## GIVEN REQUEST
Transcribe everything in the data word for word. Pictures are left out.
------------------------------------------------------------------------
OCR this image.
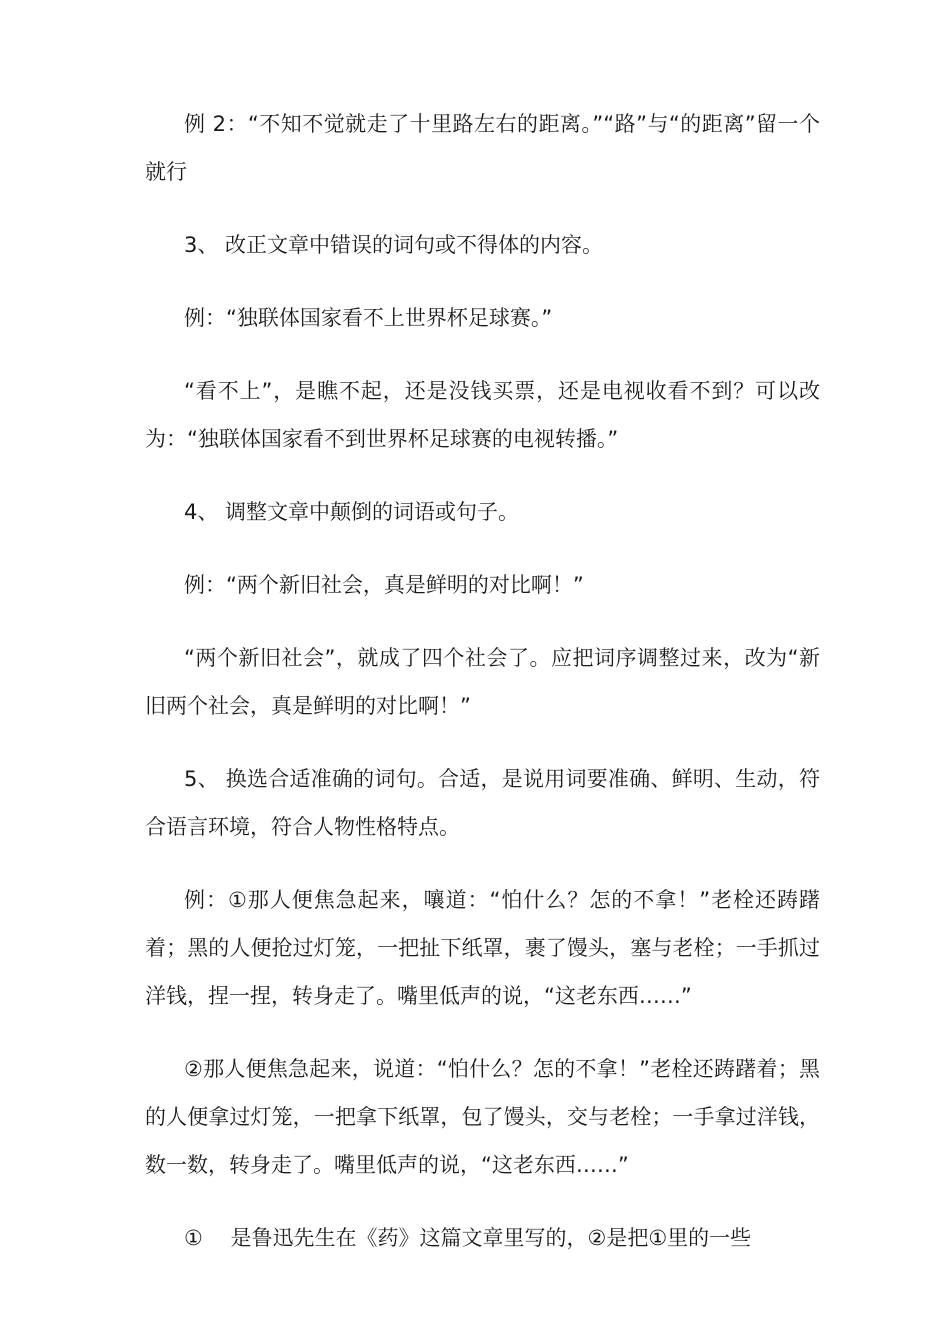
例 2：“不知不觉就走了十里路左右的距离。”“路”与“的距离”留一个就行

3、 改正文章中错误的词句或不得体的内容。

例：“独联体国家看不上世界杯足球赛。”

“看不上”，是瞧不起，还是没钱买票，还是电视收看不到？可以改为：“独联体国家看不到世界杯足球赛的电视转播。”

4、 调整文章中颠倒的词语或句子。

例：“两个新旧社会，真是鲜明的对比啊！”

“两个新旧社会”，就成了四个社会了。应把词序调整过来，改为“新旧两个社会，真是鲜明的对比啊！”

5、 换选合适准确的词句。合适，是说用词要准确、鲜明、生动，符合语言环境，符合人物性格特点。

例：①那人便焦急起来，嚷道：“怕什么？怎的不拿！”老栓还踌躇着；黑的人便抢过灯笼，一把扯下纸罩，裹了馒头，塞与老栓；一手抓过洋钱，捏一捏，转身走了。嘴里低声的说，“这老东西……”

②那人便焦急起来，说道：“怕什么？怎的不拿！”老栓还踌躇着；黑的人便拿过灯笼，一把拿下纸罩，包了馒头，交与老栓；一手拿过洋钱，数一数，转身走了。嘴里低声的说，“这老东西……”

①　 是鲁迅先生在《药》这篇文章里写的，②是把①里的一些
------------------------------------------------------------------------
## SOLUTION TO THIS PROBLEM
OCR this image.
例 2：“不知不觉就走了十里路左右的距离。”“路”与“的距离”留一个就行

3、 改正文章中错误的词句或不得体的内容。

例：“独联体国家看不上世界杯足球赛。”

“看不上”，是瞧不起，还是没钱买票，还是电视收看不到？可以改为：“独联体国家看不到世界杯足球赛的电视转播。”

4、 调整文章中颠倒的词语或句子。

例：“两个新旧社会，真是鲜明的对比啊！”

“两个新旧社会”，就成了四个社会了。应把词序调整过来，改为“新旧两个社会，真是鲜明的对比啊！”

5、 换选合适准确的词句。合适，是说用词要准确、鲜明、生动，符合语言环境，符合人物性格特点。

例：①那人便焦急起来，嚷道：“怕什么？怎的不拿！”老栓还踌躇着；黑的人便抢过灯笼，一把扯下纸罩，裹了馒头，塞与老栓；一手抓过洋钱，捏一捏，转身走了。嘴里低声的说，“这老东西……”

②那人便焦急起来，说道：“怕什么？怎的不拿！”老栓还踌躇着；黑的人便拿过灯笼，一把拿下纸罩，包了馒头，交与老栓；一手拿过洋钱，数一数，转身走了。嘴里低声的说，“这老东西……”

①　 是鲁迅先生在《药》这篇文章里写的，②是把①里的一些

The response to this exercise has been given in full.